### Requirements
Leave the pictures out, and retype all of the material exactly as written.

### Supplied material

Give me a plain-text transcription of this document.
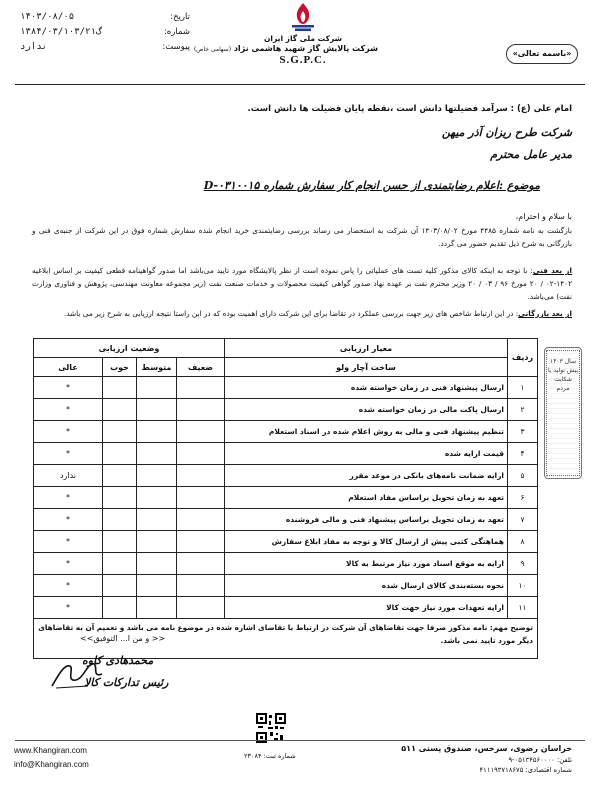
تاریخ:
۱۴۰۳/۰۸/۰۵
شماره:
۱۳۸۴/۰۳/۱۰۳/۲۱گ
پیوست:
ندارد
شرکت ملی گاز ایران
شرکت پالایش گاز شهید هاشمی نژاد (سهامی خاص)
S.G.P.C.
«باسمه تعالی»
امام علی (ع) : سرآمد فضیلتها دانش است ،نقطه پایان فضیلت ها دانش است.
شرکت طرح ریزان آذر میهن
مدیر عامل محترم
موضوع :اعلام رضایتمندی از حسن انجام کار سفارش شماره D-۰۳۱۰۰۱۵
با سلام و احترام،
بازگشت به نامه شماره ۴۴۸۵ مورخ ۱۴۰۳/۰۸/۰۲ آن شرکت به استحضار می رساند بررسی رضایتمندی خرید انجام شده سفارش شماره فوق در این شرکت از جنبه‌ی فنی و بازرگانی به شرح ذیل تقدیم حضور می گردد.
از بعد فنی: با توجه به اینکه کالای مذکور کلیه تست های عملیاتی را پاس نموده است از نظر پالایشگاه مورد تایید می‌باشد اما صدور گواهینامه قطعی کیفیت بر اساس ابلاغیه ۱۴۰۲-۰۲ / ۲۰ مورخ ۹۶ / ۰۳ / ۲۰ وزیر محترم نفت بر عهده نهاد صدور گواهی کیفیت محصولات و خدمات صنعت نفت (زیر مجموعه معاونت مهندسی، پژوهش و فناوری وزارت نفت) می‌باشد.
از بعد بازرگانی: در این ارتباط شاخص های زیر جهت بررسی عملکرد در تقاضا برای این شرکت دارای اهمیت بوده که در این راستا نتیجه ارزیابی به شرح زیر می باشد.
سال ۱۴۰۳ پیش تولید یا شکایت مردم
ردیف	معیار ارزیابی	وضعیت ارزیابی			
	ساخت آچار ولو	ضعیف	متوسط	خوب	عالی
۱	ارسال پیشنهاد فنی در زمان خواسته شده				*
۲	ارسال پاکت مالی در زمان خواسته شده				*
۳	تنظیم پیشنهاد فنی و مالی به روش اعلام شده در اسناد استعلام				*
۴	قیمت ارایه شده				*
۵	ارایه ضمانت نامه‌های بانکی در موعد مقرر				ندارد
۶	تعهد به زمان تحویل براساس مفاد استعلام				*
۷	تعهد به زمان تحویل براساس پیشنهاد فنی و مالی فروشنده				*
۸	هماهنگی کتبی پیش از ارسال کالا و توجه به مفاد ابلاغ سفارش				*
۹	ارایه به موقع اسناد مورد نیاز مرتبط به کالا				*
۱۰	نحوه بسته‌بندی کالای ارسال شده				*
۱۱	ارایه تعهدات مورد نیاز جهت کالا				*
توضیح مهم: نامه مذکور صرفا جهت تقاضاهای آن شرکت در ارتباط با تقاضای اشاره شده در موضوع نامه می باشد و تعمیم آن به تقاضاهای دیگر مورد تایید نمی باشد.					
<< و من ا... التوفیق>>
محمدهادی کاوه
رئیس تدارکات کالا
شماره ثبت: ۲۳۰۸۴
www.Khangiran.com
info@Khangiran.com
خراسان رضوی، سرخس، صندوق پستی ۵۱۱
تلفن: ۰۵۱۳۴۵۶۰۰۰۰-۹
شماره اقتصادی: ۴۱۱۱۹۳۷۱۸۶۷۵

### Answer to the problem
Give me a plain-text transcription of this document.
تاریخ:
۱۴۰۳/۰۸/۰۵
شماره:
۱۳۸۴/۰۳/۱۰۳/۲۱گ
پیوست:
ندارد
شرکت ملی گاز ایران
شرکت پالایش گاز شهید هاشمی نژاد (سهامی خاص)
S.G.P.C.
«باسمه تعالی»
امام علی (ع) : سرآمد فضیلتها دانش است ،نقطه پایان فضیلت ها دانش است.
شرکت طرح ریزان آذر میهن
مدیر عامل محترم
موضوع :اعلام رضایتمندی از حسن انجام کار سفارش شماره D-۰۳۱۰۰۱۵
با سلام و احترام،
بازگشت به نامه شماره ۴۴۸۵ مورخ ۱۴۰۳/۰۸/۰۲ آن شرکت به استحضار می رساند بررسی رضایتمندی خرید انجام شده سفارش شماره فوق در این شرکت از جنبه‌ی فنی و بازرگانی به شرح ذیل تقدیم حضور می گردد.
از بعد فنی: با توجه به اینکه کالای مذکور کلیه تست های عملیاتی را پاس نموده است از نظر پالایشگاه مورد تایید می‌باشد اما صدور گواهینامه قطعی کیفیت بر اساس ابلاغیه ۱۴۰۲-۰۲ / ۲۰ مورخ ۹۶ / ۰۳ / ۲۰ وزیر محترم نفت بر عهده نهاد صدور گواهی کیفیت محصولات و خدمات صنعت نفت (زیر مجموعه معاونت مهندسی، پژوهش و فناوری وزارت نفت) می‌باشد.
از بعد بازرگانی: در این ارتباط شاخص های زیر جهت بررسی عملکرد در تقاضا برای این شرکت دارای اهمیت بوده که در این راستا نتیجه ارزیابی به شرح زیر می باشد.
سال ۱۴۰۳ پیش تولید یا شکایت مردم
ردیف	معیار ارزیابی	وضعیت ارزیابی			
	ساخت آچار ولو	ضعیف	متوسط	خوب	عالی
۱	ارسال پیشنهاد فنی در زمان خواسته شده				*
۲	ارسال پاکت مالی در زمان خواسته شده				*
۳	تنظیم پیشنهاد فنی و مالی به روش اعلام شده در اسناد استعلام				*
۴	قیمت ارایه شده				*
۵	ارایه ضمانت نامه‌های بانکی در موعد مقرر				ندارد
۶	تعهد به زمان تحویل براساس مفاد استعلام				*
۷	تعهد به زمان تحویل براساس پیشنهاد فنی و مالی فروشنده				*
۸	هماهنگی کتبی پیش از ارسال کالا و توجه به مفاد ابلاغ سفارش				*
۹	ارایه به موقع اسناد مورد نیاز مرتبط به کالا				*
۱۰	نحوه بسته‌بندی کالای ارسال شده				*
۱۱	ارایه تعهدات مورد نیاز جهت کالا				*
توضیح مهم: نامه مذکور صرفا جهت تقاضاهای آن شرکت در ارتباط با تقاضای اشاره شده در موضوع نامه می باشد و تعمیم آن به تقاضاهای دیگر مورد تایید نمی باشد.					
<< و من ا... التوفیق>>
محمدهادی کاوه
رئیس تدارکات کالا
شماره ثبت: ۲۳۰۸۴
www.Khangiran.com
info@Khangiran.com
خراسان رضوی، سرخس، صندوق پستی ۵۱۱
تلفن: ۰۵۱۳۴۵۶۰۰۰۰-۹
شماره اقتصادی: ۴۱۱۱۹۳۷۱۸۶۷۵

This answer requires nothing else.